• [Stored data]:
------------------------------------------------------------------------

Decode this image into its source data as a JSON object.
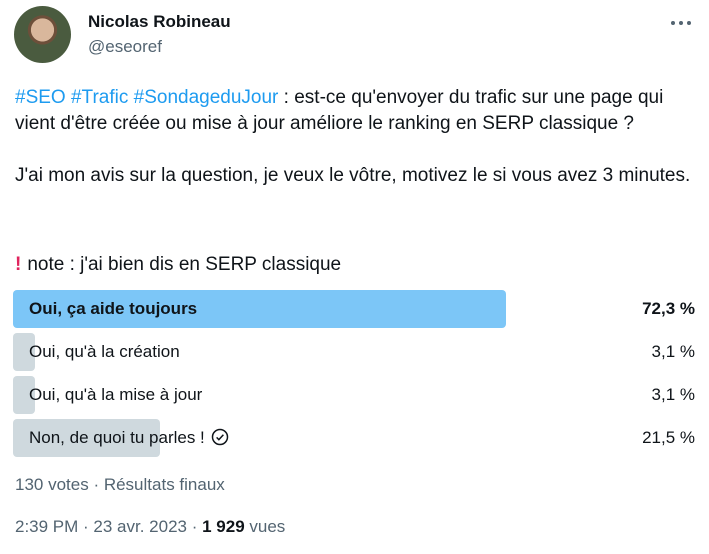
{
  "author": {
    "name": "Nicolas Robineau",
    "handle": "@eseoref"
  },
  "tweet": {
    "hashtags": [
      "#SEO",
      "#Trafic",
      "#SondageduJour"
    ],
    "line1_rest": " : est-ce qu'envoyer du trafic sur une page qui vient d'être créée ou mise à jour améliore le ranking en SERP classique ?",
    "paragraph2": "J'ai mon avis sur la question, je veux le vôtre, motivez le si vous avez 3 minutes.",
    "note_text": "note : j'ai bien dis en SERP classique",
    "note_icon": "exclamation-icon"
  },
  "poll": {
    "options": [
      {
        "label": "Oui, ça aide toujours",
        "percent_text": "72,3 %",
        "percent": 72.3,
        "winner": true
      },
      {
        "label": "Oui, qu'à la création",
        "percent_text": "3,1 %",
        "percent": 3.1,
        "winner": false
      },
      {
        "label": "Oui, qu'à la mise à jour",
        "percent_text": "3,1 %",
        "percent": 3.1,
        "winner": false
      },
      {
        "label": "Non, de quoi tu parles !",
        "percent_text": "21,5 %",
        "percent": 21.5,
        "winner": false,
        "check_icon": "check-circle-icon"
      }
    ],
    "footer": "130 votes · Résultats finaux"
  },
  "meta": {
    "time_date": "2:39 PM · 23 avr. 2023 · ",
    "views_count": "1 929",
    "views_label": " vues"
  },
  "colors": {
    "accent": "#1d9bf0",
    "winner_bar": "#7cc6f7",
    "bar": "#cfd9de",
    "secondary_text": "#536471"
  }
}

------------------------------------------------------------------------

Output the data above without changes, apart from leaving out the pictures.

• [Answer to the exercise]:
Decode this image into its source data as a JSON object.
{
  "author": {
    "name": "Nicolas Robineau",
    "handle": "@eseoref"
  },
  "tweet": {
    "hashtags": [
      "#SEO",
      "#Trafic",
      "#SondageduJour"
    ],
    "line1_rest": " : est-ce qu'envoyer du trafic sur une page qui vient d'être créée ou mise à jour améliore le ranking en SERP classique ?",
    "paragraph2": "J'ai mon avis sur la question, je veux le vôtre, motivez le si vous avez 3 minutes.",
    "note_text": "note : j'ai bien dis en SERP classique",
    "note_icon": "exclamation-icon"
  },
  "poll": {
    "options": [
      {
        "label": "Oui, ça aide toujours",
        "percent_text": "72,3 %",
        "percent": 72.3,
        "winner": true
      },
      {
        "label": "Oui, qu'à la création",
        "percent_text": "3,1 %",
        "percent": 3.1,
        "winner": false
      },
      {
        "label": "Oui, qu'à la mise à jour",
        "percent_text": "3,1 %",
        "percent": 3.1,
        "winner": false
      },
      {
        "label": "Non, de quoi tu parles !",
        "percent_text": "21,5 %",
        "percent": 21.5,
        "winner": false,
        "check_icon": "check-circle-icon"
      }
    ],
    "footer": "130 votes · Résultats finaux"
  },
  "meta": {
    "time_date": "2:39 PM · 23 avr. 2023 · ",
    "views_count": "1 929",
    "views_label": " vues"
  },
  "colors": {
    "accent": "#1d9bf0",
    "winner_bar": "#7cc6f7",
    "bar": "#cfd9de",
    "secondary_text": "#536471"
  }
}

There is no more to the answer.